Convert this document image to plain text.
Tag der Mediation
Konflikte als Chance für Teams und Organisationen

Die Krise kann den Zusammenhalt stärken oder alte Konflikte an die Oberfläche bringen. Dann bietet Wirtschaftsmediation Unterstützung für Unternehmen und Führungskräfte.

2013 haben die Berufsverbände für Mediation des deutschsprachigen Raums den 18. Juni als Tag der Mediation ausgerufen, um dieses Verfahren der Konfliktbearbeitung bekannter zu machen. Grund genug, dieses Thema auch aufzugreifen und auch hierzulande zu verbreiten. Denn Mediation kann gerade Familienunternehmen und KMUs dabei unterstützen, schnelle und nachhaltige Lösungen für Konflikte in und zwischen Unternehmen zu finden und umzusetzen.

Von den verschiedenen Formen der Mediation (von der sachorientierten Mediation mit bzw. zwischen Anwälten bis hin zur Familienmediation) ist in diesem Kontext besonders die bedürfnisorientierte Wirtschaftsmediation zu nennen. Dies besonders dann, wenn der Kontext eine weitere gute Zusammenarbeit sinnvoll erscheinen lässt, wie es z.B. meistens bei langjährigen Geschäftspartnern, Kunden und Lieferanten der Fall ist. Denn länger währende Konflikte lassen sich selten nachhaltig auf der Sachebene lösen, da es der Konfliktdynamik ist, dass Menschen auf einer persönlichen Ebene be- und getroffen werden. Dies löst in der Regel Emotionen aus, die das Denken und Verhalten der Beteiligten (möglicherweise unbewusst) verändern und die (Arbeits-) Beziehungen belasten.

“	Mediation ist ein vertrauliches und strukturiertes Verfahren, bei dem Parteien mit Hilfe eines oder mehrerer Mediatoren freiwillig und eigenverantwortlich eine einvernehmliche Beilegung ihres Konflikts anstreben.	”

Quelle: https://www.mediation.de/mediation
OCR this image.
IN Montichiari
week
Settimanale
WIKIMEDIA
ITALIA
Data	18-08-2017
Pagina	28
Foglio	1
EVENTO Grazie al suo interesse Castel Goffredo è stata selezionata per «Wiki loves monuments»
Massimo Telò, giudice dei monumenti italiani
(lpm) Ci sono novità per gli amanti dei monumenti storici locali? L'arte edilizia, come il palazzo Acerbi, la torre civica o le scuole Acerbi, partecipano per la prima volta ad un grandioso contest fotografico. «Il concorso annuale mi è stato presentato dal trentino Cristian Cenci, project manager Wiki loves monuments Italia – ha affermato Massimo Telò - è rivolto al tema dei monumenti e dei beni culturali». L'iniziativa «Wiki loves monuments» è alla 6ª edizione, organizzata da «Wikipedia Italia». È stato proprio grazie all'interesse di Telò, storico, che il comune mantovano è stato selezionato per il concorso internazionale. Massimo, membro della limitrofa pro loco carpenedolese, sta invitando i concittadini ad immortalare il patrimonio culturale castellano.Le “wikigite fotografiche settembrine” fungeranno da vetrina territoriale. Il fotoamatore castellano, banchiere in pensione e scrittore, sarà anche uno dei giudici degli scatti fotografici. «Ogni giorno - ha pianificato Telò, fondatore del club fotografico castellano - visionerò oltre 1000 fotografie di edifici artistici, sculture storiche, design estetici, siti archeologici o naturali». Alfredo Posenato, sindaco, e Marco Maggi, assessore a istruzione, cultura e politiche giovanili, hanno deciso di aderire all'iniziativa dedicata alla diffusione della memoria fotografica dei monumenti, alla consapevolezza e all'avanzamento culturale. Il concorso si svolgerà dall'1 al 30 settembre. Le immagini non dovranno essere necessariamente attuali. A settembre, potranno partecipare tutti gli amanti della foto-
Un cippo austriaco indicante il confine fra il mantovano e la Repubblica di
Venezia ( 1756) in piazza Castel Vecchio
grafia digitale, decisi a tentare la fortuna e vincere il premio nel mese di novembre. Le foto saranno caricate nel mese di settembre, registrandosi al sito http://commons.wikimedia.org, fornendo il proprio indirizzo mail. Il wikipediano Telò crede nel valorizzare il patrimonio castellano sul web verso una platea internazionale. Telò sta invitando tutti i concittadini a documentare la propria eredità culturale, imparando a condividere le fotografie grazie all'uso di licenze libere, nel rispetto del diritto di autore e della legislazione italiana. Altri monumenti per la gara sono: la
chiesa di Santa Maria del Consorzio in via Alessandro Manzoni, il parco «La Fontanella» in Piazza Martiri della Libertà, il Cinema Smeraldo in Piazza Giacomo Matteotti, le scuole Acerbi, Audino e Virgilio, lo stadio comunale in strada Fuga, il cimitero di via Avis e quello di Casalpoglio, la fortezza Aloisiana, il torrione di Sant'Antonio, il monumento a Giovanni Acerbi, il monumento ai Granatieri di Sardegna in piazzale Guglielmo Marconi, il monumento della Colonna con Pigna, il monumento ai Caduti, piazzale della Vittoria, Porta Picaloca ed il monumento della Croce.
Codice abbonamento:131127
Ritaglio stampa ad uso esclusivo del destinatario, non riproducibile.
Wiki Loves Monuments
--------
Set down the entries verbatim, leaving none out.

- [Solution to this problem]
Convert this document image to plain text.
Tag der Mediation
Konflikte als Chance für Teams und Organisationen

Die Krise kann den Zusammenhalt stärken oder alte Konflikte an die Oberfläche bringen. Dann bietet Wirtschaftsmediation Unterstützung für Unternehmen und Führungskräfte.

2013 haben die Berufsverbände für Mediation des deutschsprachigen Raums den 18. Juni als Tag der Mediation ausgerufen, um dieses Verfahren der Konfliktbearbeitung bekannter zu machen. Grund genug, dieses Thema auch aufzugreifen und auch hierzulande zu verbreiten. Denn Mediation kann gerade Familienunternehmen und KMUs dabei unterstützen, schnelle und nachhaltige Lösungen für Konflikte in und zwischen Unternehmen zu finden und umzusetzen.

Von den verschiedenen Formen der Mediation (von der sachorientierten Mediation mit bzw. zwischen Anwälten bis hin zur Familienmediation) ist in diesem Kontext besonders die bedürfnisorientierte Wirtschaftsmediation zu nennen. Dies besonders dann, wenn der Kontext eine weitere gute Zusammenarbeit sinnvoll erscheinen lässt, wie es z.B. meistens bei langjährigen Geschäftspartnern, Kunden und Lieferanten der Fall ist. Denn länger währende Konflikte lassen sich selten nachhaltig auf der Sachebene lösen, da es der Konfliktdynamik ist, dass Menschen auf einer persönlichen Ebene be- und getroffen werden. Dies löst in der Regel Emotionen aus, die das Denken und Verhalten der Beteiligten (möglicherweise unbewusst) verändern und die (Arbeits-) Beziehungen belasten.

“	Mediation ist ein vertrauliches und strukturiertes Verfahren, bei dem Parteien mit Hilfe eines oder mehrerer Mediatoren freiwillig und eigenverantwortlich eine einvernehmliche Beilegung ihres Konflikts anstreben.	”

Quelle: https://www.mediation.de/mediation
OCR this image.
IN Montichiari
week
Settimanale
WIKIMEDIA
ITALIA
Data	18-08-2017
Pagina	28
Foglio	1
EVENTO Grazie al suo interesse Castel Goffredo è stata selezionata per «Wiki loves monuments»
Massimo Telò, giudice dei monumenti italiani
(lpm) Ci sono novità per gli amanti dei monumenti storici locali? L'arte edilizia, come il palazzo Acerbi, la torre civica o le scuole Acerbi, partecipano per la prima volta ad un grandioso contest fotografico. «Il concorso annuale mi è stato presentato dal trentino Cristian Cenci, project manager Wiki loves monuments Italia – ha affermato Massimo Telò - è rivolto al tema dei monumenti e dei beni culturali». L'iniziativa «Wiki loves monuments» è alla 6ª edizione, organizzata da «Wikipedia Italia». È stato proprio grazie all'interesse di Telò, storico, che il comune mantovano è stato selezionato per il concorso internazionale. Massimo, membro della limitrofa pro loco carpenedolese, sta invitando i concittadini ad immortalare il patrimonio culturale castellano.Le “wikigite fotografiche settembrine” fungeranno da vetrina territoriale. Il fotoamatore castellano, banchiere in pensione e scrittore, sarà anche uno dei giudici degli scatti fotografici. «Ogni giorno - ha pianificato Telò, fondatore del club fotografico castellano - visionerò oltre 1000 fotografie di edifici artistici, sculture storiche, design estetici, siti archeologici o naturali». Alfredo Posenato, sindaco, e Marco Maggi, assessore a istruzione, cultura e politiche giovanili, hanno deciso di aderire all'iniziativa dedicata alla diffusione della memoria fotografica dei monumenti, alla consapevolezza e all'avanzamento culturale. Il concorso si svolgerà dall'1 al 30 settembre. Le immagini non dovranno essere necessariamente attuali. A settembre, potranno partecipare tutti gli amanti della foto-
Un cippo austriaco indicante il confine fra il mantovano e la Repubblica di
Venezia ( 1756) in piazza Castel Vecchio
grafia digitale, decisi a tentare la fortuna e vincere il premio nel mese di novembre. Le foto saranno caricate nel mese di settembre, registrandosi al sito http://commons.wikimedia.org, fornendo il proprio indirizzo mail. Il wikipediano Telò crede nel valorizzare il patrimonio castellano sul web verso una platea internazionale. Telò sta invitando tutti i concittadini a documentare la propria eredità culturale, imparando a condividere le fotografie grazie all'uso di licenze libere, nel rispetto del diritto di autore e della legislazione italiana. Altri monumenti per la gara sono: la
chiesa di Santa Maria del Consorzio in via Alessandro Manzoni, il parco «La Fontanella» in Piazza Martiri della Libertà, il Cinema Smeraldo in Piazza Giacomo Matteotti, le scuole Acerbi, Audino e Virgilio, lo stadio comunale in strada Fuga, il cimitero di via Avis e quello di Casalpoglio, la fortezza Aloisiana, il torrione di Sant'Antonio, il monumento a Giovanni Acerbi, il monumento ai Granatieri di Sardegna in piazzale Guglielmo Marconi, il monumento della Colonna con Pigna, il monumento ai Caduti, piazzale della Vittoria, Porta Picaloca ed il monumento della Croce.
Codice abbonamento:131127
Ritaglio stampa ad uso esclusivo del destinatario, non riproducibile.
Wiki Loves Monuments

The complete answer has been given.